Given passage
========================================
Meet the Robot Whisperer who sees robots as creatures not things
In the future we might all have our own robots following us around, doing the jobs we aren’t interested in. For now we might just have to get comfortable with the idea that robots are going to play a larger role in our lives and our workplace. Estimates that up to 47 percent of U.S. jobs could be automated within the next two decades have allowed panic to set in amongst governments around the world.
Flip that coin and we are greeted by Madeline Gannon, a former architect working out of San Francisco who spends most of her days enjoying the company of robots, trying to understand why these things are treated with such indifference and contempt. These are not just inanimate things in her world, they’re everywhere for Gannon. She confesses her love for movies like Her and Wall-E, how the “ubiquitous technology” displayed in these movies allows her to dream of a better more adjusted world.
You can hear her voice rise with affection when she discusses these sentient bots,”I have a soft spot in my heart for these machines …they can hold 300 kilograms and move 7 metres per second to a millionth of a precision, all these things that describe our favourite superheroes are in these machines but we just don’t have a great way of using them in a way that amplifies our abilities instead of replacing them.”
========================================
Exercise 1
Rewrite the entries as a JSON list of strings, one string per line, with blank lines omitted. Begin at the first line of the entries and stop after the line that contains "tab-femhealth[interactable]: F FemHealth".

Dataset records
========================================
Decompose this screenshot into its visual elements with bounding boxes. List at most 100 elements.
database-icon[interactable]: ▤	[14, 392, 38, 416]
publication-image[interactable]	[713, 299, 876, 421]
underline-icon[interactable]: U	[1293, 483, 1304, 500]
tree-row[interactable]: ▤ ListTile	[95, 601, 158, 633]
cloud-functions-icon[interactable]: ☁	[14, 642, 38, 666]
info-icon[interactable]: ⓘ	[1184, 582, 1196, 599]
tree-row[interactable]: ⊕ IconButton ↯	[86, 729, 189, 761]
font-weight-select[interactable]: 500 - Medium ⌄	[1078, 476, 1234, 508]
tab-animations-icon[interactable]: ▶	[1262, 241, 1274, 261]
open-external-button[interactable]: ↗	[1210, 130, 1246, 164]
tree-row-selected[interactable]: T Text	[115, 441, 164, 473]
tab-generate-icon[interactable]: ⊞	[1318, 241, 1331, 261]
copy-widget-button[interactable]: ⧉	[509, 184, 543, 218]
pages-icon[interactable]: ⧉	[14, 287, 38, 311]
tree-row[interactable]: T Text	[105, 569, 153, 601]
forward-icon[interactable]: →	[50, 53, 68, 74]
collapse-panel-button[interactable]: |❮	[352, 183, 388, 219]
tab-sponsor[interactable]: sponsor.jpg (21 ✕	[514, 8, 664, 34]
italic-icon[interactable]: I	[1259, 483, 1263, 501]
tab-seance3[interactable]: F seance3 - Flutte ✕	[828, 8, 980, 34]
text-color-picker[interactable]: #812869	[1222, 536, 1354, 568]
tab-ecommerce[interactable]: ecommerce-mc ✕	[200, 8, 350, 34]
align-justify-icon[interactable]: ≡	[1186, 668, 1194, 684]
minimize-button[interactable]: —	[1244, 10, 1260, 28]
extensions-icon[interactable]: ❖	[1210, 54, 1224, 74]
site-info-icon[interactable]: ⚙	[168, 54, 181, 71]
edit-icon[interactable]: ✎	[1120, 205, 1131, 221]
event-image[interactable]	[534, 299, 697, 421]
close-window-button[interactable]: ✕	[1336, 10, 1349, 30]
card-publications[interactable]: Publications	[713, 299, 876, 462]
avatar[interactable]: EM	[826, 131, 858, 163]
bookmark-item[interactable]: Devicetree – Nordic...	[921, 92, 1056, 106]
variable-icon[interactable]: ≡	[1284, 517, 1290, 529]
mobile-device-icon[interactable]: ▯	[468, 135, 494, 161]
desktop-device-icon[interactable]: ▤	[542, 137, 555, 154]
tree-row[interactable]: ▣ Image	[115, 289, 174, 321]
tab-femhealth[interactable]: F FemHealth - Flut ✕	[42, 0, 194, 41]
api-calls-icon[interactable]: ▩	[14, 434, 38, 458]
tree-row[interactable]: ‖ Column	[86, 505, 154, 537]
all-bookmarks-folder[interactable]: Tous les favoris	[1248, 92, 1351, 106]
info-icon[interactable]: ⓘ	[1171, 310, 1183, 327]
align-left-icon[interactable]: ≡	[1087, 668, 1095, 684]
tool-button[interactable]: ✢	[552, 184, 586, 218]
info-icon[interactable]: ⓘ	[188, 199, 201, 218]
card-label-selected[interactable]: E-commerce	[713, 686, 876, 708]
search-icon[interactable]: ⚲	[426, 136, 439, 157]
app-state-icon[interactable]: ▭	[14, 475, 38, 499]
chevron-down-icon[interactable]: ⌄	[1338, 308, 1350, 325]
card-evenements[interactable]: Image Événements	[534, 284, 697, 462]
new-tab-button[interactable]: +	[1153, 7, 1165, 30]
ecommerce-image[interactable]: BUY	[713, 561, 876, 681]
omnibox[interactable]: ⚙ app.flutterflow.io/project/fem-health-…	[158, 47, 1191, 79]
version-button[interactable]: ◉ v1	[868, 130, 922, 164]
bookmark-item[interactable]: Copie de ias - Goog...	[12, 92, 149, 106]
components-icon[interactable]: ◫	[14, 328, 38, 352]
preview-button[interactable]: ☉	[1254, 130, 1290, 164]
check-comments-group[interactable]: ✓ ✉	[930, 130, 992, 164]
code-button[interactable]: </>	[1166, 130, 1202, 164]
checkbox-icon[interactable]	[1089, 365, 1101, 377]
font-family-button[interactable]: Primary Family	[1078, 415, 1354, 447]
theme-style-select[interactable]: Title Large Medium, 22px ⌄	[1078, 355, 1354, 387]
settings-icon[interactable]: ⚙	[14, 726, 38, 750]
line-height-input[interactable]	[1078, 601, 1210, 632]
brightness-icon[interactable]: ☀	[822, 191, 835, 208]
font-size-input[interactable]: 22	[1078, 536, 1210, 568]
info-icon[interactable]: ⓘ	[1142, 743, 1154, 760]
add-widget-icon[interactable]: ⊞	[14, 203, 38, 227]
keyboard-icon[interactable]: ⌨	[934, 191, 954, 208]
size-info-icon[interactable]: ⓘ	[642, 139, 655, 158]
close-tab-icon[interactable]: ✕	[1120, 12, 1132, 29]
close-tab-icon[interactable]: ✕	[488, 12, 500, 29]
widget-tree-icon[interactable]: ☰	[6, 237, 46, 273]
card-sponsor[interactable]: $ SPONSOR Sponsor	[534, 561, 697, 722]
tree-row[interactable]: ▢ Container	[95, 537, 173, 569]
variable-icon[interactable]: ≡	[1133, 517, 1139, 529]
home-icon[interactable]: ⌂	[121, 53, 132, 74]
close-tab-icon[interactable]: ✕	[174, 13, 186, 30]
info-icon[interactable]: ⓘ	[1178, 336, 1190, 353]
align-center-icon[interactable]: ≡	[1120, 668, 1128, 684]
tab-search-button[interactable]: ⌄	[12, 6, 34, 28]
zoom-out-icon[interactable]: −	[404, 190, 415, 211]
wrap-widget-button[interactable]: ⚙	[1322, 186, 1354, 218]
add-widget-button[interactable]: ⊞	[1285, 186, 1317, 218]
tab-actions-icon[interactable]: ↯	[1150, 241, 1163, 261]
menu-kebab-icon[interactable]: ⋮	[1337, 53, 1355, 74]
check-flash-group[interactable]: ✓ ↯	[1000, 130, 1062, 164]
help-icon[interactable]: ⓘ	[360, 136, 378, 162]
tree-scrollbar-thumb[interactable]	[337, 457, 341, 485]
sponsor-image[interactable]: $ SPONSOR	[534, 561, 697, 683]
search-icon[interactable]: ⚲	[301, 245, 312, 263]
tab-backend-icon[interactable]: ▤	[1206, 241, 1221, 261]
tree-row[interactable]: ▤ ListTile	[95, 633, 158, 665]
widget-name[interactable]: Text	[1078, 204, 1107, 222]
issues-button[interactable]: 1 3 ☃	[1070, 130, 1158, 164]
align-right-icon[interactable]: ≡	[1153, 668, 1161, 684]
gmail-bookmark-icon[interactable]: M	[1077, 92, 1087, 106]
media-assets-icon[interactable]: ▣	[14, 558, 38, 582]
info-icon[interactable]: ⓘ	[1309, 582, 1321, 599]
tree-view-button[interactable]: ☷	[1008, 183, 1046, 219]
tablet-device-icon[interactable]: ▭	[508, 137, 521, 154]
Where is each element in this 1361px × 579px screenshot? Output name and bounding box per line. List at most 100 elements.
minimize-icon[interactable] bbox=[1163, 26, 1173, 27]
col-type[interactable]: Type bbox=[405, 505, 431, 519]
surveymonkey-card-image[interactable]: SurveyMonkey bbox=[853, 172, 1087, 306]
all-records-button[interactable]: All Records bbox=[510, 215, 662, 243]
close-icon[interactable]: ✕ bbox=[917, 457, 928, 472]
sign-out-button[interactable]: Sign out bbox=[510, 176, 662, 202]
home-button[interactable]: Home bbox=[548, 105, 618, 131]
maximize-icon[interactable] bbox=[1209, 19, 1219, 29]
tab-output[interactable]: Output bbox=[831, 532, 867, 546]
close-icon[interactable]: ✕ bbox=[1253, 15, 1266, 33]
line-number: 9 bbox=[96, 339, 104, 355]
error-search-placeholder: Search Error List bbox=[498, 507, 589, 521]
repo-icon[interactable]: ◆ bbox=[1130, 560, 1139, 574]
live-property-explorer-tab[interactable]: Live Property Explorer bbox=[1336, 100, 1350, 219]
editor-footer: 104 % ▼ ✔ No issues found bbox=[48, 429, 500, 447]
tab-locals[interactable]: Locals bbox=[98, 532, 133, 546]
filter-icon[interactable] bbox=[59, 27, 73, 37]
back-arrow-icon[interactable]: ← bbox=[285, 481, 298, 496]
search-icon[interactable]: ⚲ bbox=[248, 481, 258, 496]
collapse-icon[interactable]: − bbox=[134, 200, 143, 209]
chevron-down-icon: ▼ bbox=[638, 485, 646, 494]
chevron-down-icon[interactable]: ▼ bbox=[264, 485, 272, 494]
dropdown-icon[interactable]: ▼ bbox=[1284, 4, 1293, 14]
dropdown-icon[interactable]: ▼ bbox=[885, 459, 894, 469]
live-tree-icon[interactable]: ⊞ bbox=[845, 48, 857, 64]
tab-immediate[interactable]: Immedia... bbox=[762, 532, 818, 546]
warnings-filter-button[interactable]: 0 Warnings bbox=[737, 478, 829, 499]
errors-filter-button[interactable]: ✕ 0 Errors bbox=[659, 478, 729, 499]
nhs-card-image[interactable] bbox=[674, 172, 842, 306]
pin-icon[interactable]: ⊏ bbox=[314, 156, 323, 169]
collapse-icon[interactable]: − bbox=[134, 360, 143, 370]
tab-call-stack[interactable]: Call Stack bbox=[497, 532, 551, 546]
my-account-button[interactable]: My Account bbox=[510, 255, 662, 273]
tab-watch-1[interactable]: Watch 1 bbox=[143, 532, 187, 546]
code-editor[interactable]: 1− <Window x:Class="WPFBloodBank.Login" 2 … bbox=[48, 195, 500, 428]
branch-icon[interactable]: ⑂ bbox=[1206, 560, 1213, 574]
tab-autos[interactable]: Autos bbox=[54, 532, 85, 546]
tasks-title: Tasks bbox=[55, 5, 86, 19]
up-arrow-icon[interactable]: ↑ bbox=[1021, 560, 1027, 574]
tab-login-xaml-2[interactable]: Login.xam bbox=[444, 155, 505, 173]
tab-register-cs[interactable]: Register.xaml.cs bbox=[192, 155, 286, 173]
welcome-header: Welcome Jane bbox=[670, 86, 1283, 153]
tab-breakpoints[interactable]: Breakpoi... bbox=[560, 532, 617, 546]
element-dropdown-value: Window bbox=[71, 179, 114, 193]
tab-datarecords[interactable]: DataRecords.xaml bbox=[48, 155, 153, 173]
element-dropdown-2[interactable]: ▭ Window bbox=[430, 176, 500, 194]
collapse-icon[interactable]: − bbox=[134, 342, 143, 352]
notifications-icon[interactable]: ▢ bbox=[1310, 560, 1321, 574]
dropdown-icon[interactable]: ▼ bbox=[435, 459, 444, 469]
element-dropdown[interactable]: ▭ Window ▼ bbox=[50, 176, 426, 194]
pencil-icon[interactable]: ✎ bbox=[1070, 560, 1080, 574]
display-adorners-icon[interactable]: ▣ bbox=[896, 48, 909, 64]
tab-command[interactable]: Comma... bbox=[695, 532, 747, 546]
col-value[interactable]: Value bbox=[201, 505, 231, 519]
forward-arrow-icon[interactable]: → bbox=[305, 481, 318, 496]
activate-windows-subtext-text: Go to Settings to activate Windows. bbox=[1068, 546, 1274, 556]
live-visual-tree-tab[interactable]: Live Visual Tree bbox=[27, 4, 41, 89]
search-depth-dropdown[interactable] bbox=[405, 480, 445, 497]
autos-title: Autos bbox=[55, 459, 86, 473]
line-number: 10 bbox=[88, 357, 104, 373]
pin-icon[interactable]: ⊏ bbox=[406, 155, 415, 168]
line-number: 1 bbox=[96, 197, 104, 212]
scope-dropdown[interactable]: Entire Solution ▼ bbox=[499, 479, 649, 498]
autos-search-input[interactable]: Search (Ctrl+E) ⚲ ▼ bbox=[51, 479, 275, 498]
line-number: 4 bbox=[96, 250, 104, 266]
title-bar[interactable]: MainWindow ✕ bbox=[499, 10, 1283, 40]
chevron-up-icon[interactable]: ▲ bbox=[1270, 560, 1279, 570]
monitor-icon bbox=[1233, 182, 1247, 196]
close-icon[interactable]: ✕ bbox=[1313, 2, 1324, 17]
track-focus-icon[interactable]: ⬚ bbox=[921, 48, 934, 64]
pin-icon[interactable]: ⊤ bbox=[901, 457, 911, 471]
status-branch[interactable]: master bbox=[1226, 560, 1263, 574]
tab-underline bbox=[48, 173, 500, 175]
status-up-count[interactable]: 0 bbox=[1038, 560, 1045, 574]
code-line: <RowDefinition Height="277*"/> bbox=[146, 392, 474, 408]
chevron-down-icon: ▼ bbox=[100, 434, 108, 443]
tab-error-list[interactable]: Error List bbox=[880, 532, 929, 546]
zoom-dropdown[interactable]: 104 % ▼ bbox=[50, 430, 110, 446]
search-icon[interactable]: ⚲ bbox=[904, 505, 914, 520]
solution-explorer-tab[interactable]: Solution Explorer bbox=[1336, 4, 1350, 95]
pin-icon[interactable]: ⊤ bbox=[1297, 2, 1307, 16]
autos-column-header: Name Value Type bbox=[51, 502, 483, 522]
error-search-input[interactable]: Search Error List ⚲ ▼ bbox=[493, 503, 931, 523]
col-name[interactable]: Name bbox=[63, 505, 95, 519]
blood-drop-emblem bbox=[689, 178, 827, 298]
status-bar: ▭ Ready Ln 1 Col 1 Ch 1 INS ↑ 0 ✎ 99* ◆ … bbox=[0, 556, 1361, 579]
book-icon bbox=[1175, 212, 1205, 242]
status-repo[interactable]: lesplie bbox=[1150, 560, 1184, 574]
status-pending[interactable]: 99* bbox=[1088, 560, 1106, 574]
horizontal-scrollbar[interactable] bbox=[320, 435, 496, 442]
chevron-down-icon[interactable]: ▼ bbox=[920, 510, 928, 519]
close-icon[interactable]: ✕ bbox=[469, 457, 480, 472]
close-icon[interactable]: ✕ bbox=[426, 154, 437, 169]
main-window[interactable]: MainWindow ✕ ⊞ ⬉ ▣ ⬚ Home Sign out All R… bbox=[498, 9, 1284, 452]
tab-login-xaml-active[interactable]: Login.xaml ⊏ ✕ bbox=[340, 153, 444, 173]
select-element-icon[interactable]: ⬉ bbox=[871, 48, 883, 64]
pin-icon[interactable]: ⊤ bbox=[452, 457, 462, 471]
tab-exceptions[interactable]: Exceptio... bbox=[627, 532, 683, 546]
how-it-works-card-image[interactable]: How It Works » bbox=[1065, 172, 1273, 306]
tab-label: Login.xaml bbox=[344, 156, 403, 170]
========================================
Exercise 2
List every number written in digits in the robot whisperer text, along with the unit or word that follows it.

Task solution 1
[
  "Decompose this screenshot into its visual elements with bounding boxes. List at most 100 elements.",
  "database-icon[interactable]: ▤\t[14, 392, 38, 416]",
  "publication-image[interactable]\t[713, 299, 876, 421]",
  "underline-icon[interactable]: U\t[1293, 483, 1304, 500]",
  "tree-row[interactable]: ▤ ListTile\t[95, 601, 158, 633]",
  "cloud-functions-icon[interactable]: ☁\t[14, 642, 38, 666]",
  "info-icon[interactable]: ⓘ\t[1184, 582, 1196, 599]",
  "tree-row[interactable]: ⊕ IconButton ↯\t[86, 729, 189, 761]",
  "font-weight-select[interactable]: 500 - Medium ⌄\t[1078, 476, 1234, 508]",
  "tab-animations-icon[interactable]: ▶\t[1262, 241, 1274, 261]",
  "open-external-button[interactable]: ↗\t[1210, 130, 1246, 164]",
  "tree-row-selected[interactable]: T Text\t[115, 441, 164, 473]",
  "tab-generate-icon[interactable]: ⊞\t[1318, 241, 1331, 261]",
  "copy-widget-button[interactable]: ⧉\t[509, 184, 543, 218]",
  "pages-icon[interactable]: ⧉\t[14, 287, 38, 311]",
  "tree-row[interactable]: T Text\t[105, 569, 153, 601]",
  "forward-icon[interactable]: →\t[50, 53, 68, 74]",
  "collapse-panel-button[interactable]: |❮\t[352, 183, 388, 219]",
  "tab-sponsor[interactable]: sponsor.jpg (21 ✕\t[514, 8, 664, 34]",
  "italic-icon[interactable]: I\t[1259, 483, 1263, 501]",
  "tab-seance3[interactable]: F seance3 - Flutte ✕\t[828, 8, 980, 34]",
  "text-color-picker[interactable]: #812869\t[1222, 536, 1354, 568]",
  "tab-ecommerce[interactable]: ecommerce-mc ✕\t[200, 8, 350, 34]",
  "align-justify-icon[interactable]: ≡\t[1186, 668, 1194, 684]",
  "minimize-button[interactable]: —\t[1244, 10, 1260, 28]",
  "extensions-icon[interactable]: ❖\t[1210, 54, 1224, 74]",
  "site-info-icon[interactable]: ⚙\t[168, 54, 181, 71]",
  "edit-icon[interactable]: ✎\t[1120, 205, 1131, 221]",
  "event-image[interactable]\t[534, 299, 697, 421]",
  "close-window-button[interactable]: ✕\t[1336, 10, 1349, 30]",
  "card-publications[interactable]: Publications\t[713, 299, 876, 462]",
  "avatar[interactable]: EM\t[826, 131, 858, 163]",
  "bookmark-item[interactable]: Devicetree – Nordic...\t[921, 92, 1056, 106]",
  "variable-icon[interactable]: ≡\t[1284, 517, 1290, 529]",
  "mobile-device-icon[interactable]: ▯\t[468, 135, 494, 161]",
  "desktop-device-icon[interactable]: ▤\t[542, 137, 555, 154]",
  "tree-row[interactable]: ▣ Image\t[115, 289, 174, 321]",
  "tab-femhealth[interactable]: F FemHealth - Flut ✕\t[42, 0, 194, 41]"
]

Task solution 2
47 percent
300 kilograms
7 metres per second